[SELECTED EXTRACT]
Re: [Linux-ha-dev] Resubmission of the "new" db2 agent with HADR support

Dejan Muhamedagic Thu, 24 Feb 2011 02:09:03 -0800

Hi Holger,

On Wed, Feb 23, 2011 at 06:03:21PM +0100, Holger Teutsch wrote:
> Hi Dejan,
> 
> On Wed, 2011-02-23 at 11:54 +0100, Dejan Muhamedagic wrote:
> > Hi Holger,
> > 
> > On Tue, Feb 22, 2011 at 06:25:37PM +0100, Holger Teutsch wrote:
> > > Hi,
> > > I resubmit the db2 agent for inclusion into the project. Besides fixing
> > > some loose ends the major change is a reimplementation of attribute
> > > management. Now the attributes are of type "-t nodes -l reboot". IMHO
> > > all concerns raised during the first review are fixed now.
> > > 
> > > The new agent passes the ocft test 8-).
> > 
> > :) BTW, did you consider testing promote/demote too? Would that
> > be possible?
> 
> I will always stay compatible ( 8-) ): so once the new agent is in the
> repository I will work this (although not sure about viability).


OK.

> > 
> > > Collateral documentation is in
> > > 
> > > http://www.linux-ha.org/wiki/Db2_(resource_agent)
> > 
> > Great!
> > 
> > > For reference purposes I include a diff against the last submission.
> > > 
> > > Regards
> > > Holger
> 
> See answers below, new version will come in a subsequent mail.
> - holger
> 
> > > 
> > > ---- reference only ----
> > > --- a/db2 Wed Feb 09 19:34:36 2011 +0100
> > > +++ b/db2 Tue Feb 22 18:15:50 2011 +0100
> > > @@ -34,14 +34,14 @@
> > >  #######################################################################
> > >  # Initialization:
> > >  
> > > -: ${OCF_FUNCTIONS_DIR=${OCF_ROOT}/resource.d/heartbeat}
> > > -. ${OCF_FUNCTIONS_DIR}/.ocf-shellfuncs
> > > +: ${OCF_FUNCTIONS_DIR=${OCF_ROOT}/lib/heartbeat}
> > > +. ${OCF_FUNCTIONS_DIR}/ocf-shellfuncs
> > >  
> > >  #######################################################################
> > >  
> > >  
> > >  db2_usage() {
> > > -    echo "db2 start|stop|monitor|promote|demote|validate-all|meta-data"

[GIVEN INSTRUCTION A] Please write out the listing again, starting at the line that has "intro-line-2: aus den" and ending after the line that has "entry-altendorfer-2: Milessi zu", with "Niederlage" swapped for "Lager" and everything else left as it is.

[RECORD LIST]
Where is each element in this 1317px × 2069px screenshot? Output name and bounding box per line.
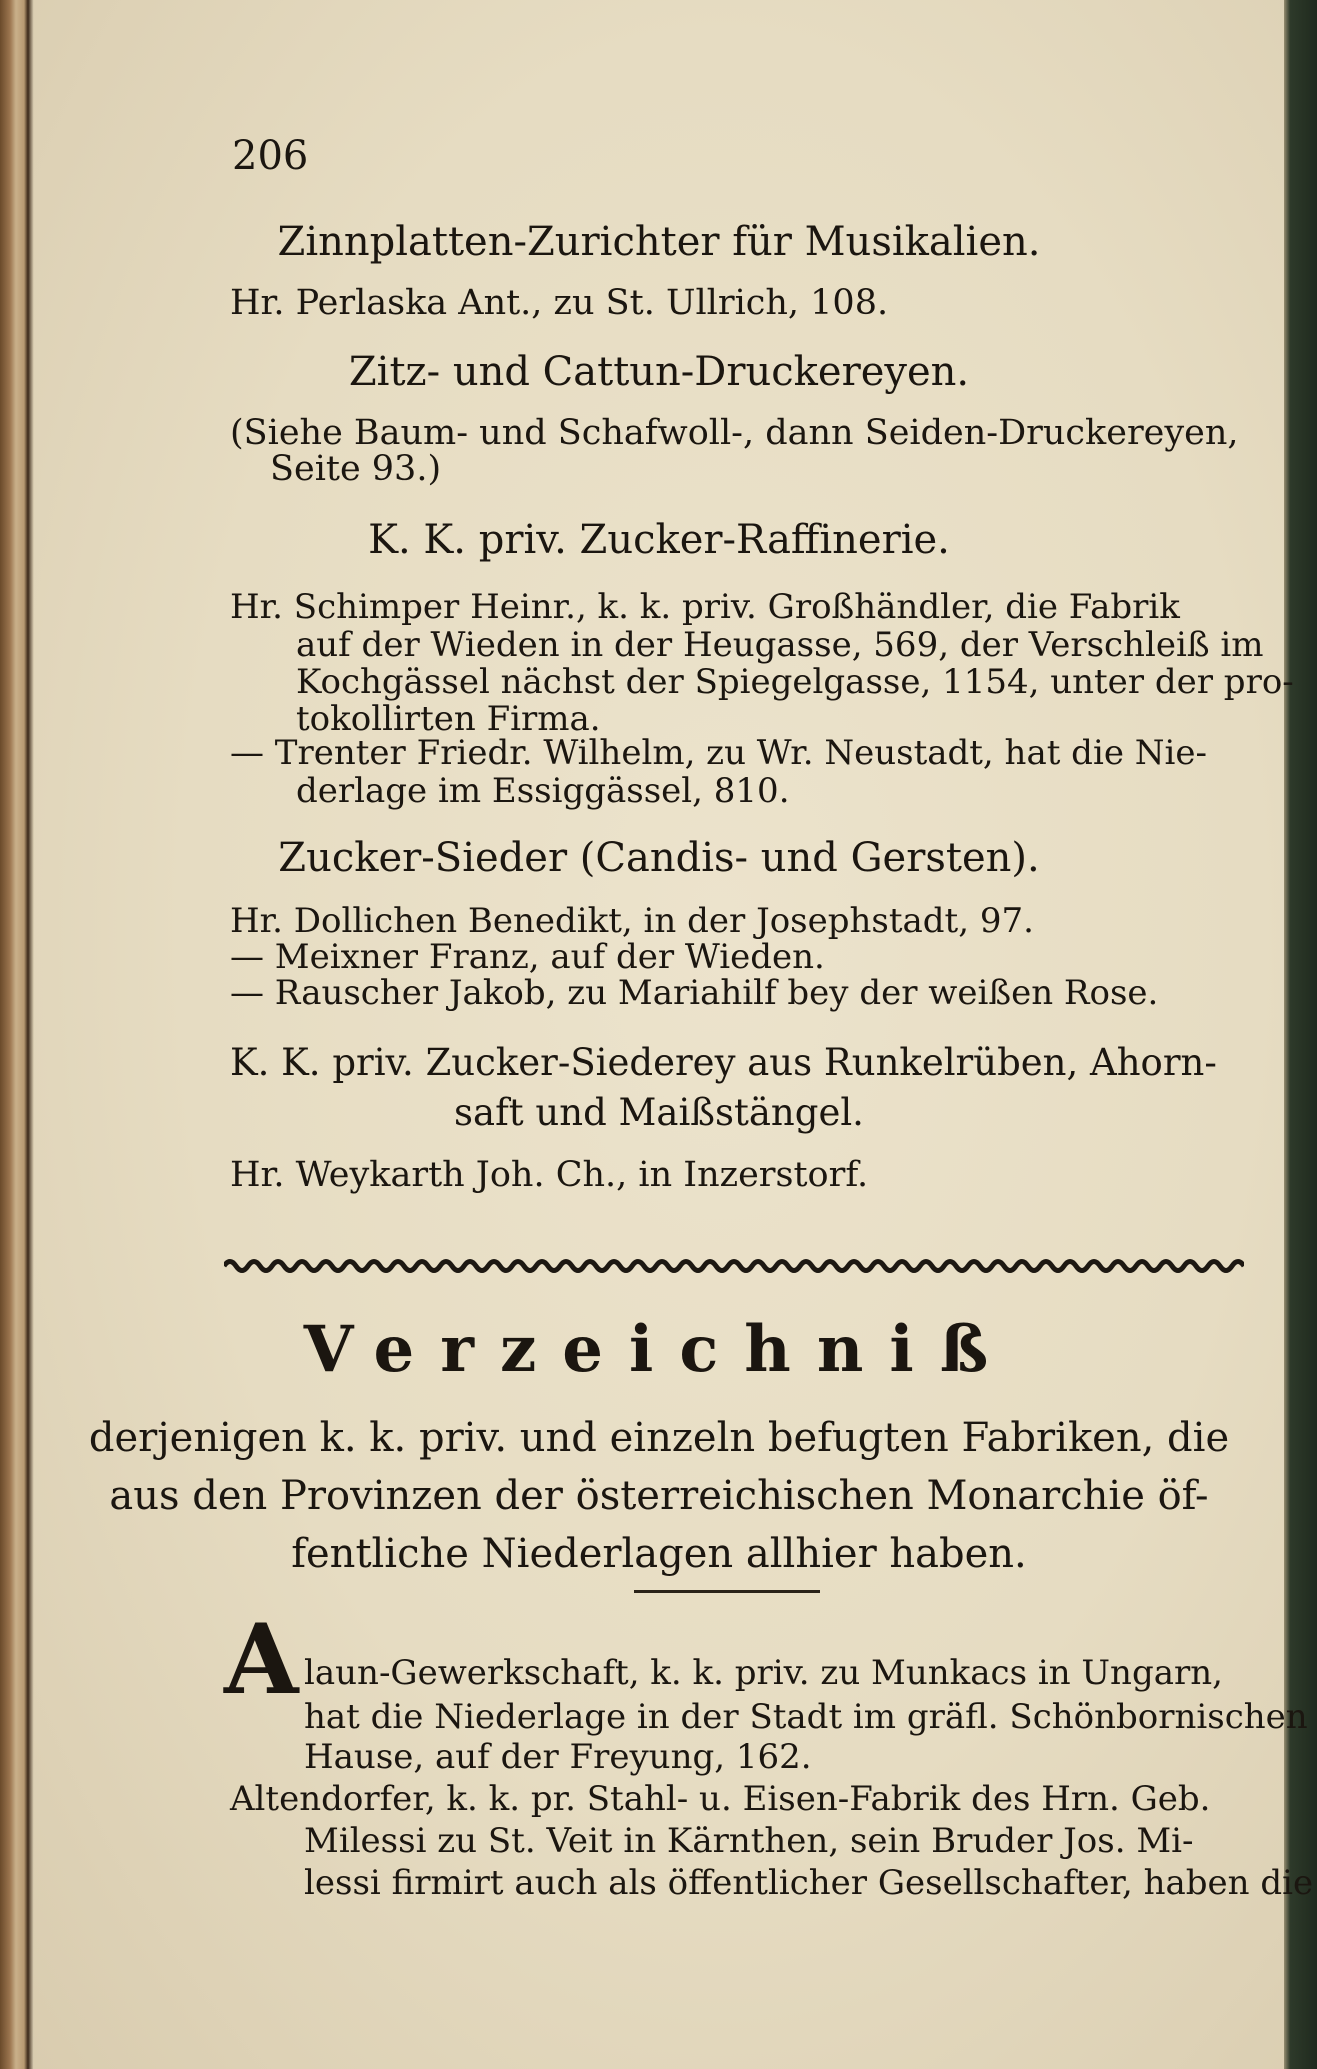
intro-line-2: aus den Provinzen der österreichischen Monarchie öf- (109, 1473, 1209, 1519)
entry-altendorfer-3: lessi firmirt auch als öffentlicher Gesellschafter, haben die (304, 1863, 1314, 1903)
wavy-divider (224, 1255, 1244, 1277)
section-heading-zitz: Zitz- und Cattun-Druckereyen. (348, 349, 970, 395)
entry-rauscher: — Rauscher Jakob, zu Mariahilf bey der weißen Rose. (230, 973, 1159, 1013)
entry-schimper-1: Hr. Schimper Heinr., k. k. priv. Großhändler, die Fabrik (230, 587, 1180, 627)
section-heading-raffinerie: K. K. priv. Zucker-Raffinerie. (368, 517, 950, 563)
entry-alaun-1: laun-Gewerkschaft, k. k. priv. zu Munkacs in Ungarn, (304, 1653, 1223, 1693)
entry-altendorfer-1: Altendorfer, k. k. pr. Stahl- u. Eisen-Fabrik des Hrn. Geb. (230, 1779, 1211, 1819)
entry-seite: Seite 93.) (270, 449, 442, 489)
entry-trenter-2: derlage im Essiggässel, 810. (296, 771, 790, 811)
entry-alaun-3: Hause, auf der Freyung, 162. (304, 1737, 812, 1777)
drop-cap: A (224, 1603, 299, 1716)
verzeichnis-title: Verzeichniß (303, 1312, 1015, 1387)
section-heading-zucker-sieder: Zucker-Sieder (Candis- und Gersten). (278, 835, 1040, 881)
entry-perlaska: Hr. Perlaska Ant., zu St. Ullrich, 108. (230, 283, 889, 323)
entry-meixner: — Meixner Franz, auf der Wieden. (230, 937, 825, 977)
entry-trenter-1: — Trenter Friedr. Wilhelm, zu Wr. Neustadt, hat die Nie- (230, 733, 1207, 773)
short-rule (634, 1590, 820, 1593)
entry-alaun-2: hat die Niederlage in der Stadt im gräfl. Schönbornischen (304, 1697, 1308, 1737)
entry-altendorfer-2: Milessi zu St. Veit in Kärnthen, sein Bruder Jos. Mi- (304, 1821, 1194, 1861)
section-heading-zinnplatten: Zinnplatten-Zurichter für Musikalien. (277, 219, 1041, 265)
page-number: 206 (232, 133, 309, 179)
intro-line-1: derjenigen k. k. priv. und einzeln befugten Fabriken, die (88, 1415, 1230, 1461)
section-heading-runkelrueben-2: saft und Maißstängel. (454, 1091, 864, 1134)
entry-dollichen: Hr. Dollichen Benedikt, in der Josephstadt, 97. (230, 901, 1034, 941)
page (34, 0, 1314, 2069)
entry-weykarth: Hr. Weykarth Joh. Ch., in Inzerstorf. (230, 1155, 869, 1195)
entry-schimper-2: auf der Wieden in der Heugasse, 569, der Verschleiß im (296, 625, 1264, 665)
entry-siehe: (Siehe Baum- und Schafwoll-, dann Seiden-Druckereyen, (230, 413, 1239, 453)
entry-schimper-3: Kochgässel nächst der Spiegelgasse, 1154, unter der pro- (296, 662, 1294, 702)
entry-schimper-4: tokollirten Firma. (296, 699, 601, 739)
section-heading-runkelrueben-1: K. K. priv. Zucker-Siederey aus Runkelrüben, Ahorn- (230, 1041, 1217, 1084)
intro-line-3: fentliche Niederlagen allhier haben. (291, 1531, 1027, 1577)
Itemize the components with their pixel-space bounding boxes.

[GIVEN INSTRUCTION B] Do these statements agree with the db2 agent thread? Answer yes or no for each and quote the words that decide it. (i) The new agent passes the ocft test. (ii) The attributes are now of type "-t nodes -l forever". (iii) Holger includes a diff against the last submission.

[OUTPUT A]
intro-line-2: aus den Provinzen der österreichischen Monarchie öf- (109, 1473, 1209, 1519)
entry-altendorfer-3: lessi firmirt auch als öffentlicher Gesellschafter, haben die (304, 1863, 1314, 1903)
wavy-divider (224, 1255, 1244, 1277)
section-heading-zitz: Zitz- und Cattun-Druckereyen. (348, 349, 970, 395)
entry-rauscher: — Rauscher Jakob, zu Mariahilf bey der weißen Rose. (230, 973, 1159, 1013)
entry-schimper-1: Hr. Schimper Heinr., k. k. priv. Großhändler, die Fabrik (230, 587, 1180, 627)
section-heading-raffinerie: K. K. priv. Zucker-Raffinerie. (368, 517, 950, 563)
entry-alaun-1: laun-Gewerkschaft, k. k. priv. zu Munkacs in Ungarn, (304, 1653, 1223, 1693)
entry-altendorfer-1: Altendorfer, k. k. pr. Stahl- u. Eisen-Fabrik des Hrn. Geb. (230, 1779, 1211, 1819)
entry-seite: Seite 93.) (270, 449, 442, 489)
entry-trenter-2: derlage im Essiggässel, 810. (296, 771, 790, 811)
entry-alaun-3: Hause, auf der Freyung, 162. (304, 1737, 812, 1777)
drop-cap: A (224, 1603, 299, 1716)
verzeichnis-title: Verzeichniß (303, 1312, 1015, 1387)
section-heading-zucker-sieder: Zucker-Sieder (Candis- und Gersten). (278, 835, 1040, 881)
entry-perlaska: Hr. Perlaska Ant., zu St. Ullrich, 108. (230, 283, 889, 323)
entry-meixner: — Meixner Franz, auf der Wieden. (230, 937, 825, 977)
entry-trenter-1: — Trenter Friedr. Wilhelm, zu Wr. Neustadt, hat die Nie- (230, 733, 1207, 773)
short-rule (634, 1590, 820, 1593)
entry-alaun-2: hat die Lager in der Stadt im gräfl. Schönbornischen (304, 1697, 1308, 1737)
entry-altendorfer-2: Milessi zu St. Veit in Kärnthen, sein Bruder Jos. Mi- (304, 1821, 1194, 1861)

[OUTPUT B]
(i) Yes: "The new agent passes the ocft test 8-)."
(ii) No: "Now the attributes are of type "-t nodes -l reboot"."
(iii) Yes: "For reference purposes I include a diff against the last submission."